* **Set task**
Indicate only the number of lines in the listing below in which the word "Rome" appears.

⟨

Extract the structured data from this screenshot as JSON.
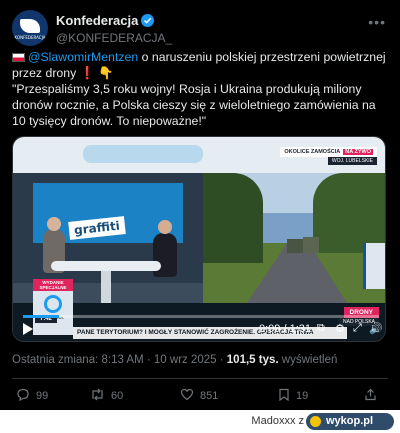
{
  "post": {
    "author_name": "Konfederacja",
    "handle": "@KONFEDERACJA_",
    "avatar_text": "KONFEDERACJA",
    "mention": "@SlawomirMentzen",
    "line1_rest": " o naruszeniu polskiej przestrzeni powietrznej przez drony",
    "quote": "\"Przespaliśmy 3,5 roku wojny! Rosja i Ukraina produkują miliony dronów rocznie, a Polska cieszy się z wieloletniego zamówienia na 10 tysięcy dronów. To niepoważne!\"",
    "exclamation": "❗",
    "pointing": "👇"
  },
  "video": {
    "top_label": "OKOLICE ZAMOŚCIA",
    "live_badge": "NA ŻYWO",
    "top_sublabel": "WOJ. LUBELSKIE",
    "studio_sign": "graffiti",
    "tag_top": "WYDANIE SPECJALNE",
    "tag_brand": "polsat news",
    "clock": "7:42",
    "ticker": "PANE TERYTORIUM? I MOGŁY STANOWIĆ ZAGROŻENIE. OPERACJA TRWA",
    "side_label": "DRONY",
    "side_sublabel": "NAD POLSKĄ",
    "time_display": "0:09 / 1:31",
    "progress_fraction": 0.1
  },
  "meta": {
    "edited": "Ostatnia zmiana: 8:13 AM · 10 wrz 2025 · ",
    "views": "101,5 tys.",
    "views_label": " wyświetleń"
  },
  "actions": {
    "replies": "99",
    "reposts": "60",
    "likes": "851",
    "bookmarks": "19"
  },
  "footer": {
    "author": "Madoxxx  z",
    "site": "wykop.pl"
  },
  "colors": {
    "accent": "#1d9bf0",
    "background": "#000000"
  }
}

⟩
⟨

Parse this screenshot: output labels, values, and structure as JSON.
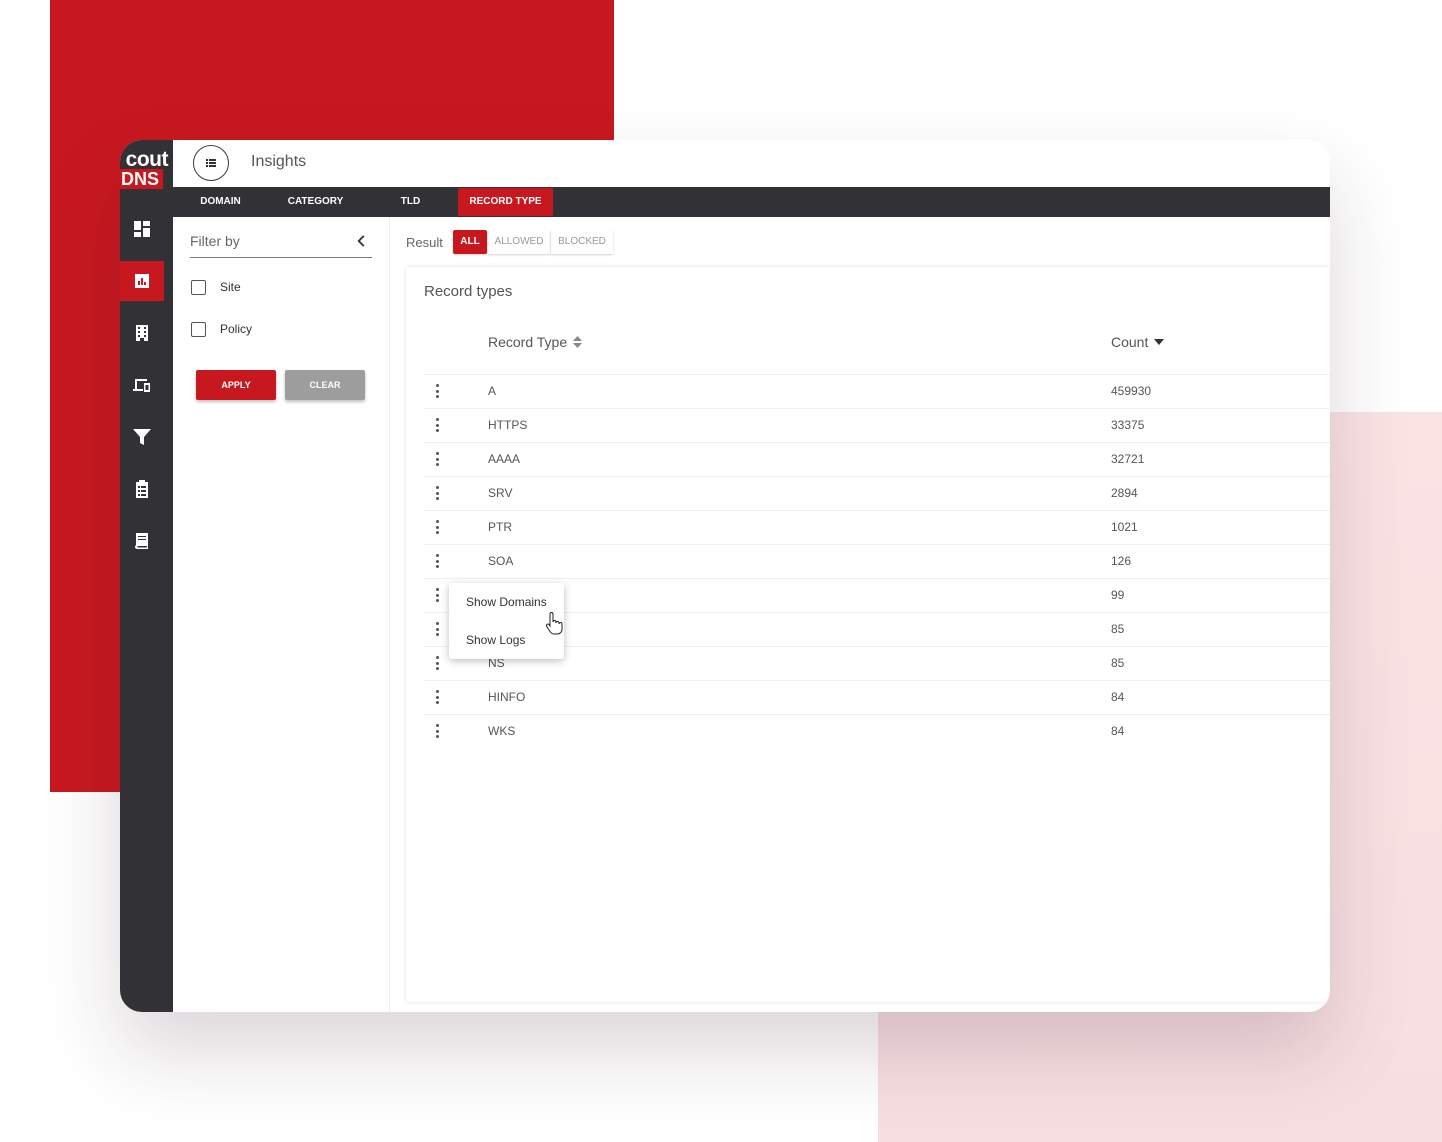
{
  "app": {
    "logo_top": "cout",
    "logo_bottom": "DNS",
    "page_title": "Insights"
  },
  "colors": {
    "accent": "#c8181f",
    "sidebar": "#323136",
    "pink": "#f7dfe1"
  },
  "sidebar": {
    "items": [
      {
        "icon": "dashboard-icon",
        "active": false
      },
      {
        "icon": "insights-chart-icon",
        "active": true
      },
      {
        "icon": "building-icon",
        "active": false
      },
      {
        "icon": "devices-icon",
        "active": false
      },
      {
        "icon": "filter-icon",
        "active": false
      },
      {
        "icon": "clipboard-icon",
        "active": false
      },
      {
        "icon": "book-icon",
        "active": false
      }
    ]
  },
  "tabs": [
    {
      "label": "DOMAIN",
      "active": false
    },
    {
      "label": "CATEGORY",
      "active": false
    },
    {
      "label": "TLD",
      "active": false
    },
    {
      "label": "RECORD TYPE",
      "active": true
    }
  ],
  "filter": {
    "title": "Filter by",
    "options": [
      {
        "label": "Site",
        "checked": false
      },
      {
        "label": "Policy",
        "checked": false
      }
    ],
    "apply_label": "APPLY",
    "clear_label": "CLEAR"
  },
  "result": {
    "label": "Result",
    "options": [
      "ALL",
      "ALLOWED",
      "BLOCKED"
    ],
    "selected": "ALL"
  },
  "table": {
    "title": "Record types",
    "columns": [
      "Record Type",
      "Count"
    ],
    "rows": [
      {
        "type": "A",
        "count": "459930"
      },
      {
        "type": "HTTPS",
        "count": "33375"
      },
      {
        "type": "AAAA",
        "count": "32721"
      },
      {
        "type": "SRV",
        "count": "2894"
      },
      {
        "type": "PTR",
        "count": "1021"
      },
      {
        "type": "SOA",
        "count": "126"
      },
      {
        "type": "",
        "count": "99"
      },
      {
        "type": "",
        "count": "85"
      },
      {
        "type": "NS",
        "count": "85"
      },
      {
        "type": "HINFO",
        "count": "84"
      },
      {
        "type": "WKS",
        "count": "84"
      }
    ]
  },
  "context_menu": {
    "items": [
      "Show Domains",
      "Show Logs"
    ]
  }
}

⟩
⟨

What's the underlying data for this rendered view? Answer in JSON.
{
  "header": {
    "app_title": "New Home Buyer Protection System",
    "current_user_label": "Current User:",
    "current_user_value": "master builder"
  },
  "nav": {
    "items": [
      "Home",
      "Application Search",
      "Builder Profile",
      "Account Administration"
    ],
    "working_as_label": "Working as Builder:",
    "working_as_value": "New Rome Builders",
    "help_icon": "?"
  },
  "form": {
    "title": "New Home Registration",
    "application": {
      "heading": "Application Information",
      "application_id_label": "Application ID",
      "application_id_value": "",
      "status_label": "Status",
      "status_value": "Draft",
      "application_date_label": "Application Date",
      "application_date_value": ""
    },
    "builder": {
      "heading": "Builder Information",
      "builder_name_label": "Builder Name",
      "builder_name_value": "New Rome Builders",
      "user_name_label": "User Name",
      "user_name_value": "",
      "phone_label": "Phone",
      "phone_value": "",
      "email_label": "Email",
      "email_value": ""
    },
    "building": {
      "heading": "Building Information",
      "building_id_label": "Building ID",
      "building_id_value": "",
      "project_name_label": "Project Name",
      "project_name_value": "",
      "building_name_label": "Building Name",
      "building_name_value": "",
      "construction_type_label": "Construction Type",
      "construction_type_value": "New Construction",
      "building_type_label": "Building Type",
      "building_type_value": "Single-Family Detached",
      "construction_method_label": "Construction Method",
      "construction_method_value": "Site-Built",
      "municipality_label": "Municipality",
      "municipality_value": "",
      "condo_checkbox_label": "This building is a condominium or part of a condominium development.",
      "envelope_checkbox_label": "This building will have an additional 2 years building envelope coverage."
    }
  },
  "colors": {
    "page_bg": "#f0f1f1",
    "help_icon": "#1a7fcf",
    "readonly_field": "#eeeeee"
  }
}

⟩

* **Expected answer**
2